Money for a Small Business

By Robert Longley, About.com Guide

"Do you have a business plan?"
That is usually the first question a potential lender will ask when you go seeking a loan to start a small business. Unless you can answer, "Yes, and here it is," you will not get the loan.

A good business plan includes four distinct elements: 1) the description of the business, 2) the marketing plan, 3) the financial management plan and 4) the management plan. Addenda to the business plan should include the executive summary, supporting documents and financial projections.

As an important formal document, your business plan should follow a detailed outline that anticipates and answers the lender's questions. [SBA's suggested business plan outline.]

Want some free professional help with your business plan -- and just about anything else related to starting or expanding your small business? Well, here it is.

SBA Small Business Development Centers
(SBDCs), provide professional up-to-date counseling, training and technical assistance in all aspects of small business management. Services are offered free of charge to anyone interested in beginning a small business for the first time, or improving or expanding an existing small business, who cannot afford the services of a private consultant.

Besides free help from their own full and part-time staffs, SBDCs offer you free help from private-sector consultants, engineers and testing laboratories.

Special SBDC programs and economic development activities include international trade assistance, technical assistance, procurement assistance, venture capital formation and rural development.

What you will do
1. In the text on money for a small business, what are the four elements of a good business plan?
2. Carry on the text about money for a small business from its final sentence.

Raw records

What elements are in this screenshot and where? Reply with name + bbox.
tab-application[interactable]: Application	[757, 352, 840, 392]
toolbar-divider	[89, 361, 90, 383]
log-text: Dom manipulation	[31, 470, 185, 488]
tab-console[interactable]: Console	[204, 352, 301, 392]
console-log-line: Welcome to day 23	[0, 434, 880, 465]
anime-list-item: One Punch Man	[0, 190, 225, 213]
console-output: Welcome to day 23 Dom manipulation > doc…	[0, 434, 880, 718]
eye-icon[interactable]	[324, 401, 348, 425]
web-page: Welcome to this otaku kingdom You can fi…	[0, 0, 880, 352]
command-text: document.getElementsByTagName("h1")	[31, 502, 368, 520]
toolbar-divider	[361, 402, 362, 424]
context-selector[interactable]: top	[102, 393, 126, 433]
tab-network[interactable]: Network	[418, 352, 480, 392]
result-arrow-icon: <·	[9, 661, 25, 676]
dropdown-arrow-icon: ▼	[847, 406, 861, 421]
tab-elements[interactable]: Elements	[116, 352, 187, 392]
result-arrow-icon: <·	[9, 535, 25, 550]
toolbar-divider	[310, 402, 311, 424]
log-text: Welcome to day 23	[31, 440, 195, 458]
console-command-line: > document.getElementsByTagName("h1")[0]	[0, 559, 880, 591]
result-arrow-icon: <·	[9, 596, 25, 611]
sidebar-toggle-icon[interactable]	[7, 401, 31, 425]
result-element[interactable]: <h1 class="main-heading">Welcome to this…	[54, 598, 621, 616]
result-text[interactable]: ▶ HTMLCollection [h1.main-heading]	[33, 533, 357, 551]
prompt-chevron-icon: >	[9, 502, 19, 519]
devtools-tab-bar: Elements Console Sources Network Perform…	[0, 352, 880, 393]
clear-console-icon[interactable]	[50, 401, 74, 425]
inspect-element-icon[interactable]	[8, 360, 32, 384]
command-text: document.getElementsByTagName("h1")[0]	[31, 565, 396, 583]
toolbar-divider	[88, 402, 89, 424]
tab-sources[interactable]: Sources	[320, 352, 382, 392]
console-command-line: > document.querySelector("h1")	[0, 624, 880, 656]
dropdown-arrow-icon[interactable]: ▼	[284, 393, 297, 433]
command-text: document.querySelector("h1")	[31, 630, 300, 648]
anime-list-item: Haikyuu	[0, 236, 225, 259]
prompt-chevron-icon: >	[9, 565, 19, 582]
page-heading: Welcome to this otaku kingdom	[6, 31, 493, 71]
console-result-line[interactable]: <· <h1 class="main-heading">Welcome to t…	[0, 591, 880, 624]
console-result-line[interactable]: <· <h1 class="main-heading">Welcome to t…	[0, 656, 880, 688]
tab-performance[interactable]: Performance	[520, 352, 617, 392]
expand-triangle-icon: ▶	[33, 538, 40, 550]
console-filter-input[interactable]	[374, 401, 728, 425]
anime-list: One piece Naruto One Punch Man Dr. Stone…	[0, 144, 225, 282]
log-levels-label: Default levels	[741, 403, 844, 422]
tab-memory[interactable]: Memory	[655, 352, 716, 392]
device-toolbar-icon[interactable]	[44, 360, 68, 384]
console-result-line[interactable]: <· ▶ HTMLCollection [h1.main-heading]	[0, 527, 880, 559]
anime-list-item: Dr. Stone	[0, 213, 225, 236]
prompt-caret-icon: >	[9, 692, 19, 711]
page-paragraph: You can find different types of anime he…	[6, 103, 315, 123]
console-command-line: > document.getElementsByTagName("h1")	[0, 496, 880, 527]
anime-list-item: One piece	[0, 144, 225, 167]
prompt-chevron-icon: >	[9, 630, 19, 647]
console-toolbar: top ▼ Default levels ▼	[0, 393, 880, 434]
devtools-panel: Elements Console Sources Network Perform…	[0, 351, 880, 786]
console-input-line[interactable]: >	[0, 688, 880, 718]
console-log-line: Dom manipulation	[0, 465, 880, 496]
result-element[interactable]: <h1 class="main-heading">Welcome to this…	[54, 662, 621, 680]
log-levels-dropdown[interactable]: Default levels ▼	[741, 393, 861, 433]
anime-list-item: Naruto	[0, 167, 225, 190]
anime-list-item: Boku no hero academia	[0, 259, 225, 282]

Answers in order
1. The description of the business, the marketing plan, the financial management plan and the management plan.

2.
The SBDCs also make special efforts to reach minority members of socially and economically disadvantaged groups, veterans, women and the disabled. Assistance is provided to both current or potential small business owners. They also provide assistance to small businesses applying for Small Business Innovation and Research (SBIR) grants from federal agencies.

Small Business Development Centers services are offered through a network of nearly 1,000 service locations, in all 50 states, the District of Columbia, Guam, Puerto Rico, Samoa and the U.S. Virgin Islands.

What can an SBDC help you with? Just to name a few: Writing a business plan, getting a loan, marketing, licenses and laws, selling to the government, patents and copyrights, selling abroad, hiring employees, buying the right equipment.

Each center has a director, staff members, volunteers and part-time personnel. Qualified individuals recruited from professional and trade associations, the legal and banking community, academia, chambers of commerce and SCORE (the Service Corps of Retired Executives) are among those who donate their services.

Using them as sort of their "personal trainer," successful small business owners have estimated the value of services they received free from the Small Business Development Centers program at over $10,000.